## Begin DATA PROVIDED

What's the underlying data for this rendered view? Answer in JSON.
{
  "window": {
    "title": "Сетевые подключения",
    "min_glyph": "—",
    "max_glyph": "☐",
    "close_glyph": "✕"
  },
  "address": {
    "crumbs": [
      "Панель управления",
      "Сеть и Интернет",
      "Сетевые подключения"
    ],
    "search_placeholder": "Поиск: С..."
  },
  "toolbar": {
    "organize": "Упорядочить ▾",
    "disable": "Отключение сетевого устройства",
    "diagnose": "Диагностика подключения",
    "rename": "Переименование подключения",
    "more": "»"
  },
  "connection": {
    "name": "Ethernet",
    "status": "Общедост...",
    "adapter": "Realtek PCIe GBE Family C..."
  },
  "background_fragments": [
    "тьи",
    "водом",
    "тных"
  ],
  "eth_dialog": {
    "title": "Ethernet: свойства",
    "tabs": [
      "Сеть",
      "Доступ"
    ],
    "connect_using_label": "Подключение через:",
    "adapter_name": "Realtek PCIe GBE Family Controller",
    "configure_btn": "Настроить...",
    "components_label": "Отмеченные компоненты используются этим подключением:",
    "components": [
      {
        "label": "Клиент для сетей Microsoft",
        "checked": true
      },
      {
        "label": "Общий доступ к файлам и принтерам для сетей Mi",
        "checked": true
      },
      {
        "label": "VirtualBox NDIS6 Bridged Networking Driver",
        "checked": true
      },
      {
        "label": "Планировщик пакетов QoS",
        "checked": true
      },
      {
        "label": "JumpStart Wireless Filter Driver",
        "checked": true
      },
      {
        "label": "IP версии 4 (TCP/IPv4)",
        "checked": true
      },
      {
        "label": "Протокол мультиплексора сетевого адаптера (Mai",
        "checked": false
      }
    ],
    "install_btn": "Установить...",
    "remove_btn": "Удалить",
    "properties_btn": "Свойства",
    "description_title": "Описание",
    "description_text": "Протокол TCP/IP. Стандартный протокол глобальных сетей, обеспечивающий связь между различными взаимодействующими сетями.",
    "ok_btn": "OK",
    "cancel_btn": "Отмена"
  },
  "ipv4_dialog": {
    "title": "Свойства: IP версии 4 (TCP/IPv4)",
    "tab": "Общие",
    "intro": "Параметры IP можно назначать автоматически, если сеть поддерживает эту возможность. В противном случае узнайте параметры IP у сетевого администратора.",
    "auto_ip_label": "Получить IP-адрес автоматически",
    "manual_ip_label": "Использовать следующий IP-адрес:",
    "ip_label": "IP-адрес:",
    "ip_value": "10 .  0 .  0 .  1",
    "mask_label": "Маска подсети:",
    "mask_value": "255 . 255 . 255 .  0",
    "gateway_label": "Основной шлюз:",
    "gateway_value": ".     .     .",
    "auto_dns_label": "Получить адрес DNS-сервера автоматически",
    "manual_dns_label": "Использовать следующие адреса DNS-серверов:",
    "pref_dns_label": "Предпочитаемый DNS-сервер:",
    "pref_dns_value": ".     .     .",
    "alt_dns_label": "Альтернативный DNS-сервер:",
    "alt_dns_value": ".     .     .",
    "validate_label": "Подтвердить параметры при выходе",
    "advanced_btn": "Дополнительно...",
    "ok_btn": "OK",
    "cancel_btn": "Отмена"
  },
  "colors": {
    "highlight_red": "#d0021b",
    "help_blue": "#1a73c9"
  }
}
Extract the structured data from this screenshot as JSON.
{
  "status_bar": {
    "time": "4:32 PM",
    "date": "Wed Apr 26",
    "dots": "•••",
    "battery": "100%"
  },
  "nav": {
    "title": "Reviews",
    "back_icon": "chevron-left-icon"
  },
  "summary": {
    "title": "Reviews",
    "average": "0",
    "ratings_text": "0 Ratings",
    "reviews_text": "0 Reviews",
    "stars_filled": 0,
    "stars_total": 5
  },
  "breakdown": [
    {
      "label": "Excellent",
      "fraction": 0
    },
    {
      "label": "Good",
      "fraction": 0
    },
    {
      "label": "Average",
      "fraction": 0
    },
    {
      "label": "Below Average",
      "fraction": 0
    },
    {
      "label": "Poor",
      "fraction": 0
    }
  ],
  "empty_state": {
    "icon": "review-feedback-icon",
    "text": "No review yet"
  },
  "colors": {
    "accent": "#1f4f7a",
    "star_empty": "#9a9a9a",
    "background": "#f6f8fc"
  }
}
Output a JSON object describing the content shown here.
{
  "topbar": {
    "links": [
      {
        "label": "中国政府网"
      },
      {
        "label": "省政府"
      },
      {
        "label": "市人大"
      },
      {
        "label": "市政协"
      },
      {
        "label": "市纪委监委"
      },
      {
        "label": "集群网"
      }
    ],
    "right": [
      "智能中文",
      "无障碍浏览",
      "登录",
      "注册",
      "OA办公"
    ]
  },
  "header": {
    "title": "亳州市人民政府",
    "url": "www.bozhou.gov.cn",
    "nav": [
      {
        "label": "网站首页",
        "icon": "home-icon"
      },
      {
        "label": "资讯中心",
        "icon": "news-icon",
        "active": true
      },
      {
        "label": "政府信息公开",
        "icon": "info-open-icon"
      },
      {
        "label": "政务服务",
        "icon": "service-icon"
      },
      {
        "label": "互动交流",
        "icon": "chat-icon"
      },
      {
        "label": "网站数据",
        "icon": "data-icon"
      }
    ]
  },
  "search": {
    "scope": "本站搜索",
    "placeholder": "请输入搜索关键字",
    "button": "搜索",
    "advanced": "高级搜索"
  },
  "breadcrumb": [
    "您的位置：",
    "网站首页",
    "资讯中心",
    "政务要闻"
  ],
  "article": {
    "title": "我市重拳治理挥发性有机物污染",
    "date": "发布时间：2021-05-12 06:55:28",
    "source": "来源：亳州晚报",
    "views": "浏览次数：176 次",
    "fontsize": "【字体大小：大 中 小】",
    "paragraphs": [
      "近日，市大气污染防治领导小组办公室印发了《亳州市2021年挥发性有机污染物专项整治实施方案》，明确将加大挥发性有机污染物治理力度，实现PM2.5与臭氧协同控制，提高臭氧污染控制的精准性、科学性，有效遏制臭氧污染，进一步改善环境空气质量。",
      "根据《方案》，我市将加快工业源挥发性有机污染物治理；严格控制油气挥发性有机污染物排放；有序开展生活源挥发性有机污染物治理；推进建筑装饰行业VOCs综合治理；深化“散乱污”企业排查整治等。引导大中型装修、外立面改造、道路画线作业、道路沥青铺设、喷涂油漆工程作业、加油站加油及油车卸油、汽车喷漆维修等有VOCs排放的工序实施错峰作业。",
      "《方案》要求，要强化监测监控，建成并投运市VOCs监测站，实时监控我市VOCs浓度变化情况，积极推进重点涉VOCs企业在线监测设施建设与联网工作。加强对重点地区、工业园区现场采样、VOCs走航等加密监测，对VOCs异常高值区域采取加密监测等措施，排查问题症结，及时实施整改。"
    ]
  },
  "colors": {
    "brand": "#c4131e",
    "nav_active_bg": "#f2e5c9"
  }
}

## End DATA PROVIDED

Every line that holds the word "this" should be extracted.

What's the underlying data for this rendered view? Answer in JSON.
Extract the structured data from this screenshot as JSON.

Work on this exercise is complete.